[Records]
☆ ☆ ☆ ☆ ☆ ☆ ☆

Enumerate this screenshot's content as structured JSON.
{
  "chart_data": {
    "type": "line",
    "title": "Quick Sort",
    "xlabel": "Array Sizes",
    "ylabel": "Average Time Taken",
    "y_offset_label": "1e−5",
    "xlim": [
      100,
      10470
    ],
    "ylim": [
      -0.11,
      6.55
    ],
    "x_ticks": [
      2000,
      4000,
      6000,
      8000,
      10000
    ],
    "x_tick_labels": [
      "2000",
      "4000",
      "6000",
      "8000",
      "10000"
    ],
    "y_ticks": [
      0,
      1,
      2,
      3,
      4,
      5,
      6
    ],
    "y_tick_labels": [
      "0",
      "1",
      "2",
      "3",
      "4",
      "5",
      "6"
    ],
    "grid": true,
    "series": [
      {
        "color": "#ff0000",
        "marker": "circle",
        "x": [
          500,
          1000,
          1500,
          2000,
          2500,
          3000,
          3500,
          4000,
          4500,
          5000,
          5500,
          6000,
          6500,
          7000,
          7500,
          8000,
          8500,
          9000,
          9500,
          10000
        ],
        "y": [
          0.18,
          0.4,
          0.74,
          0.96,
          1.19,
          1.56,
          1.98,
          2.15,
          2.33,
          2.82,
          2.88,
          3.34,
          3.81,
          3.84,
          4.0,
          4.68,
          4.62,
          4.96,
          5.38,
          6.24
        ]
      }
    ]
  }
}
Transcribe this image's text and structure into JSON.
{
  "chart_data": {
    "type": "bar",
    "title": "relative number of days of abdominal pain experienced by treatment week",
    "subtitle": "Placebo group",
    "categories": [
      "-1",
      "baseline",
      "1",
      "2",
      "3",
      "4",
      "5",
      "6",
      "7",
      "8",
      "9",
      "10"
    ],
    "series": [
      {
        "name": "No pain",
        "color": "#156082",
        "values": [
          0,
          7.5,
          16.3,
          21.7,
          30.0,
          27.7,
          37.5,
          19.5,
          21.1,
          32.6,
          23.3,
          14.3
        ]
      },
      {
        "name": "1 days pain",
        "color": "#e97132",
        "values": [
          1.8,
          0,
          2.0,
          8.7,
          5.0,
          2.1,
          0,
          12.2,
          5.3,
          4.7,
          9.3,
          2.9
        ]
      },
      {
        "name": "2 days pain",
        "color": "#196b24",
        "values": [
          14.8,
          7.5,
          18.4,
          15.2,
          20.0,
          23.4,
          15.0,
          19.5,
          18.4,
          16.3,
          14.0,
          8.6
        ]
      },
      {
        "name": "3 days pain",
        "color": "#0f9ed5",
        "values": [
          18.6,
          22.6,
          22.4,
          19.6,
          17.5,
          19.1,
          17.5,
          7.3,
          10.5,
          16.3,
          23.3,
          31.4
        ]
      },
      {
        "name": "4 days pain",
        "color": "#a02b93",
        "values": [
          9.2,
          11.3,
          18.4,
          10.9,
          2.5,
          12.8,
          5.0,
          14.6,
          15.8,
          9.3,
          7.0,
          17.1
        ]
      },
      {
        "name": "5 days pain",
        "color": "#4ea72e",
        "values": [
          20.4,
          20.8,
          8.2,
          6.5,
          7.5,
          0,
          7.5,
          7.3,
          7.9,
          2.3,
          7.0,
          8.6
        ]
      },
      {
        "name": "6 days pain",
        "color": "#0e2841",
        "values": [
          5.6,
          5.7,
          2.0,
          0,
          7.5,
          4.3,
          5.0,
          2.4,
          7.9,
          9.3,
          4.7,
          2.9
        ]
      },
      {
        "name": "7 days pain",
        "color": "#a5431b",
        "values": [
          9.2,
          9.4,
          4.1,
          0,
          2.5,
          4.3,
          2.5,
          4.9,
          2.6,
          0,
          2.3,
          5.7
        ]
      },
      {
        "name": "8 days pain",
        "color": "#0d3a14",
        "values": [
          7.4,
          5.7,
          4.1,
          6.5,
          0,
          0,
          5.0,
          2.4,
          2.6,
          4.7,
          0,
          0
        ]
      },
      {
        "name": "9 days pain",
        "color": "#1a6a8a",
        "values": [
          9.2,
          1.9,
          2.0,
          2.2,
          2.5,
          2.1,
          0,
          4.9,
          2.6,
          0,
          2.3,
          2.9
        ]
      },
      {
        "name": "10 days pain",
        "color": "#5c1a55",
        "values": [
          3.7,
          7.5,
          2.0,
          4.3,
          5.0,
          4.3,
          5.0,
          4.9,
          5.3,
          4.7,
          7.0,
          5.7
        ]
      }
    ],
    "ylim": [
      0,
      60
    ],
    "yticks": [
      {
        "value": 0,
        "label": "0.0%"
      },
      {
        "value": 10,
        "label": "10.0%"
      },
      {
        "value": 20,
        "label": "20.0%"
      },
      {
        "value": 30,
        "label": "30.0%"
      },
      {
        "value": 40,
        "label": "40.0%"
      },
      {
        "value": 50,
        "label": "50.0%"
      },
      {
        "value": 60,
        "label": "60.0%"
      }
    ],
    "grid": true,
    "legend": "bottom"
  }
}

☆ ☆ ☆ ☆ ☆ ☆ ☆

# JOB
Set down every record above exactly as given.

# THE RESULT
Enumerate this screenshot's content as structured JSON.
{
  "chart_data": {
    "type": "line",
    "title": "Quick Sort",
    "xlabel": "Array Sizes",
    "ylabel": "Average Time Taken",
    "y_offset_label": "1e−5",
    "xlim": [
      100,
      10470
    ],
    "ylim": [
      -0.11,
      6.55
    ],
    "x_ticks": [
      2000,
      4000,
      6000,
      8000,
      10000
    ],
    "x_tick_labels": [
      "2000",
      "4000",
      "6000",
      "8000",
      "10000"
    ],
    "y_ticks": [
      0,
      1,
      2,
      3,
      4,
      5,
      6
    ],
    "y_tick_labels": [
      "0",
      "1",
      "2",
      "3",
      "4",
      "5",
      "6"
    ],
    "grid": true,
    "series": [
      {
        "color": "#ff0000",
        "marker": "circle",
        "x": [
          500,
          1000,
          1500,
          2000,
          2500,
          3000,
          3500,
          4000,
          4500,
          5000,
          5500,
          6000,
          6500,
          7000,
          7500,
          8000,
          8500,
          9000,
          9500,
          10000
        ],
        "y": [
          0.18,
          0.4,
          0.74,
          0.96,
          1.19,
          1.56,
          1.98,
          2.15,
          2.33,
          2.82,
          2.88,
          3.34,
          3.81,
          3.84,
          4.0,
          4.68,
          4.62,
          4.96,
          5.38,
          6.24
        ]
      }
    ]
  }
}
Transcribe this image's text and structure into JSON.
{
  "chart_data": {
    "type": "bar",
    "title": "relative number of days of abdominal pain experienced by treatment week",
    "subtitle": "Placebo group",
    "categories": [
      "-1",
      "baseline",
      "1",
      "2",
      "3",
      "4",
      "5",
      "6",
      "7",
      "8",
      "9",
      "10"
    ],
    "series": [
      {
        "name": "No pain",
        "color": "#156082",
        "values": [
          0,
          7.5,
          16.3,
          21.7,
          30.0,
          27.7,
          37.5,
          19.5,
          21.1,
          32.6,
          23.3,
          14.3
        ]
      },
      {
        "name": "1 days pain",
        "color": "#e97132",
        "values": [
          1.8,
          0,
          2.0,
          8.7,
          5.0,
          2.1,
          0,
          12.2,
          5.3,
          4.7,
          9.3,
          2.9
        ]
      },
      {
        "name": "2 days pain",
        "color": "#196b24",
        "values": [
          14.8,
          7.5,
          18.4,
          15.2,
          20.0,
          23.4,
          15.0,
          19.5,
          18.4,
          16.3,
          14.0,
          8.6
        ]
      },
      {
        "name": "3 days pain",
        "color": "#0f9ed5",
        "values": [
          18.6,
          22.6,
          22.4,
          19.6,
          17.5,
          19.1,
          17.5,
          7.3,
          10.5,
          16.3,
          23.3,
          31.4
        ]
      },
      {
        "name": "4 days pain",
        "color": "#a02b93",
        "values": [
          9.2,
          11.3,
          18.4,
          10.9,
          2.5,
          12.8,
          5.0,
          14.6,
          15.8,
          9.3,
          7.0,
          17.1
        ]
      },
      {
        "name": "5 days pain",
        "color": "#4ea72e",
        "values": [
          20.4,
          20.8,
          8.2,
          6.5,
          7.5,
          0,
          7.5,
          7.3,
          7.9,
          2.3,
          7.0,
          8.6
        ]
      },
      {
        "name": "6 days pain",
        "color": "#0e2841",
        "values": [
          5.6,
          5.7,
          2.0,
          0,
          7.5,
          4.3,
          5.0,
          2.4,
          7.9,
          9.3,
          4.7,
          2.9
        ]
      },
      {
        "name": "7 days pain",
        "color": "#a5431b",
        "values": [
          9.2,
          9.4,
          4.1,
          0,
          2.5,
          4.3,
          2.5,
          4.9,
          2.6,
          0,
          2.3,
          5.7
        ]
      },
      {
        "name": "8 days pain",
        "color": "#0d3a14",
        "values": [
          7.4,
          5.7,
          4.1,
          6.5,
          0,
          0,
          5.0,
          2.4,
          2.6,
          4.7,
          0,
          0
        ]
      },
      {
        "name": "9 days pain",
        "color": "#1a6a8a",
        "values": [
          9.2,
          1.9,
          2.0,
          2.2,
          2.5,
          2.1,
          0,
          4.9,
          2.6,
          0,
          2.3,
          2.9
        ]
      },
      {
        "name": "10 days pain",
        "color": "#5c1a55",
        "values": [
          3.7,
          7.5,
          2.0,
          4.3,
          5.0,
          4.3,
          5.0,
          4.9,
          5.3,
          4.7,
          7.0,
          5.7
        ]
      }
    ],
    "ylim": [
      0,
      60
    ],
    "yticks": [
      {
        "value": 0,
        "label": "0.0%"
      },
      {
        "value": 10,
        "label": "10.0%"
      },
      {
        "value": 20,
        "label": "20.0%"
      },
      {
        "value": 30,
        "label": "30.0%"
      },
      {
        "value": 40,
        "label": "40.0%"
      },
      {
        "value": 50,
        "label": "50.0%"
      },
      {
        "value": 60,
        "label": "60.0%"
      }
    ],
    "grid": true,
    "legend": "bottom"
  }
}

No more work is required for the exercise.